**Records from a data collection**
• • • • • • •
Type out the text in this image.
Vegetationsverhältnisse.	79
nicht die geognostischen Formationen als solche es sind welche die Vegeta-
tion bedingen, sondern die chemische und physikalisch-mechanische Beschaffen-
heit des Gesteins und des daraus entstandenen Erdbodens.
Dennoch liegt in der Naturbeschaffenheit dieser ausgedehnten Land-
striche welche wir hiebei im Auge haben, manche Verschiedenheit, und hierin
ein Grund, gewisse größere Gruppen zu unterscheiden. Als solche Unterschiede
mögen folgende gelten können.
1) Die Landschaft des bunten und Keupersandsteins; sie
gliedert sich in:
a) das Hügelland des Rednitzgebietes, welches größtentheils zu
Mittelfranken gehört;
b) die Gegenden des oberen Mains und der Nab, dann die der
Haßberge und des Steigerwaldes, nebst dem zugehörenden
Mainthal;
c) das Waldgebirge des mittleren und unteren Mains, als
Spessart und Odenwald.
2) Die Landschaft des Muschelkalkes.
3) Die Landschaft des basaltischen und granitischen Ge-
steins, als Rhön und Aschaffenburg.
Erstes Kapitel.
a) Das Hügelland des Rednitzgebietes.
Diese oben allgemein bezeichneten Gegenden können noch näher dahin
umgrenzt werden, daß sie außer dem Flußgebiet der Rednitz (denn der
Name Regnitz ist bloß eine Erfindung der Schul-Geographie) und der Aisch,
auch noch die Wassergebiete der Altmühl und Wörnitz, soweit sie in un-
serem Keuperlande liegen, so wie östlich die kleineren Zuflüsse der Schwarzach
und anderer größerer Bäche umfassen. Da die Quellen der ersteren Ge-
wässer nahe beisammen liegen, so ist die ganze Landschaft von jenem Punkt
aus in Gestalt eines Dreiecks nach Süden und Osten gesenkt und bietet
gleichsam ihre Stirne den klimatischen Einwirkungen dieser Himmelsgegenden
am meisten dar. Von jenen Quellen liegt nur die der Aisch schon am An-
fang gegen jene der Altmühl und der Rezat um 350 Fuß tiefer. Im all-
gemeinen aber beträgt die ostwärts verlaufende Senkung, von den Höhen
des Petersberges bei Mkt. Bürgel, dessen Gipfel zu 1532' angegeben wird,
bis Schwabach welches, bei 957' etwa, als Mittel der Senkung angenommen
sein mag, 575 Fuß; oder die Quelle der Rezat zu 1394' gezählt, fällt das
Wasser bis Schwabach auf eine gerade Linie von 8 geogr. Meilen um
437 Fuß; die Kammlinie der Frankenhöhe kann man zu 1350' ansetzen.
• • • • • • •
Write out every line from the entries where "Rezat" appears.

fang gegen jene der Altmühl und der Rezat um 350 Fuß tiefer. Im all-
sein mag, 575 Fuß; oder die Quelle der Rezat zu 1394' gezählt, fällt das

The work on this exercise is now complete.